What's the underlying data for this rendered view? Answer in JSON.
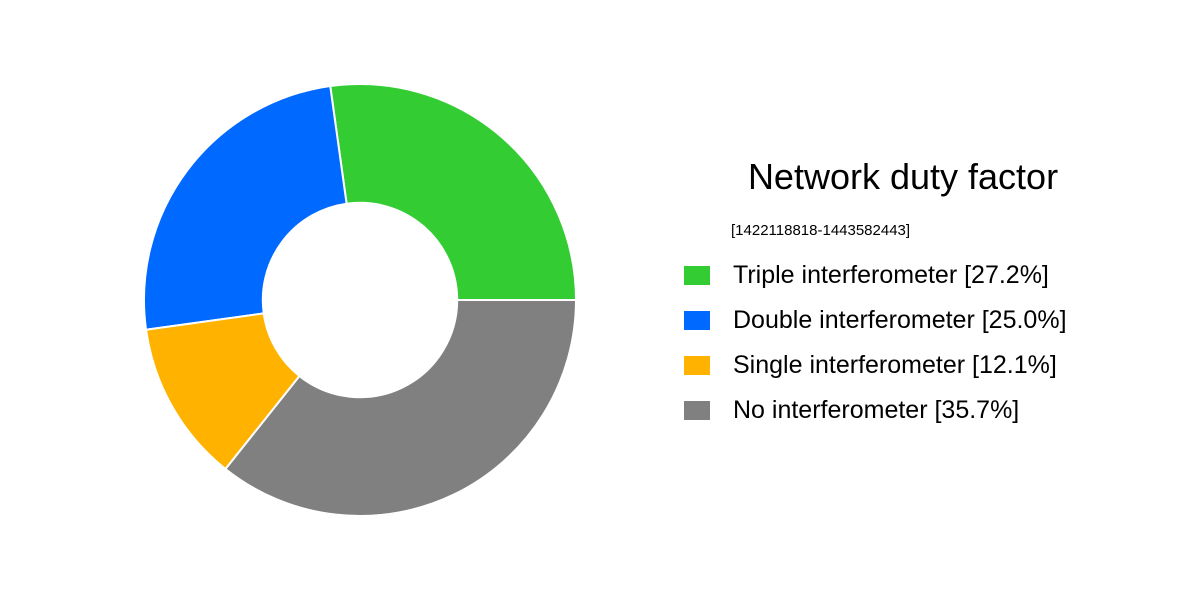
{
  "page": {
    "background_color": "#ffffff"
  },
  "chart_data": {
    "type": "pie",
    "subtype": "donut",
    "title": "Network duty factor",
    "subtitle": "[1422118818-1443582443]",
    "series": [
      {
        "label": "Triple interferometer",
        "value_pct": 27.2,
        "color": "#33cc33"
      },
      {
        "label": "Double interferometer",
        "value_pct": 25.0,
        "color": "#0069ff"
      },
      {
        "label": "Single interferometer",
        "value_pct": 12.1,
        "color": "#ffb200"
      },
      {
        "label": "No interferometer",
        "value_pct": 35.7,
        "color": "#808080"
      }
    ],
    "legend": {
      "position": "right",
      "entries": [
        "Triple interferometer [27.2%]",
        "Double interferometer [25.0%]",
        "Single interferometer [12.1%]",
        "No interferometer [35.7%]"
      ]
    },
    "start_angle_deg": 0,
    "direction": "counterclockwise",
    "hole_radius_ratio": 0.45,
    "edge_color": "#ffffff"
  }
}
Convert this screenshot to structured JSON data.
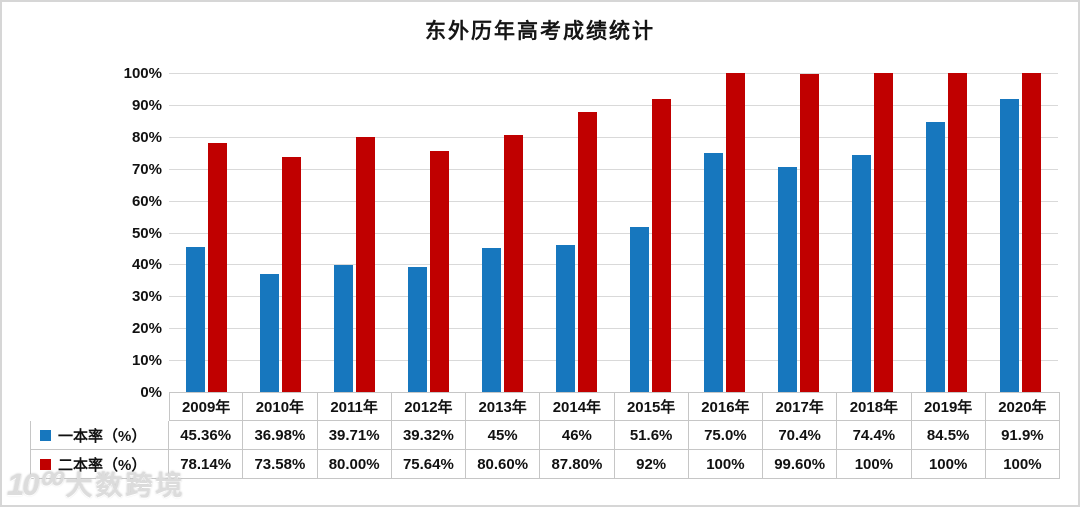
{
  "title": "东外历年高考成绩统计",
  "watermark": {
    "logo": "10⁰⁰",
    "brand": "大数跨境"
  },
  "chart_data": {
    "type": "bar",
    "title": "东外历年高考成绩统计",
    "categories": [
      "2009年",
      "2010年",
      "2011年",
      "2012年",
      "2013年",
      "2014年",
      "2015年",
      "2016年",
      "2017年",
      "2018年",
      "2019年",
      "2020年"
    ],
    "series": [
      {
        "name": "一本率（%）",
        "color": "#1777be",
        "values": [
          45.36,
          36.98,
          39.71,
          39.32,
          45,
          46,
          51.6,
          75.0,
          70.4,
          74.4,
          84.5,
          91.9
        ],
        "display_values": [
          "45.36%",
          "36.98%",
          "39.71%",
          "39.32%",
          "45%",
          "46%",
          "51.6%",
          "75.0%",
          "70.4%",
          "74.4%",
          "84.5%",
          "91.9%"
        ]
      },
      {
        "name": "二本率（%）",
        "color": "#c00000",
        "values": [
          78.14,
          73.58,
          80.0,
          75.64,
          80.6,
          87.8,
          92,
          100,
          99.6,
          100,
          100,
          100
        ],
        "display_values": [
          "78.14%",
          "73.58%",
          "80.00%",
          "75.64%",
          "80.60%",
          "87.80%",
          "92%",
          "100%",
          "99.60%",
          "100%",
          "100%",
          "100%"
        ]
      }
    ],
    "xlabel": "",
    "ylabel": "",
    "ylim": [
      0,
      100
    ],
    "y_ticks": [
      "100%",
      "90%",
      "80%",
      "70%",
      "60%",
      "50%",
      "40%",
      "30%",
      "20%",
      "10%",
      "0%"
    ],
    "grid": true,
    "gridline_color": "#d9d9d9",
    "table_border_color": "#c6c6c6",
    "legend_position": "data-table-left"
  }
}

### YOUR OBJECTIVE:
Give every line of the material that includes the string "this".

### TASK RESPONSE:
What's the underlying data for this rendered view? Answer in JSON.
Convert this screenshot to structured JSON data.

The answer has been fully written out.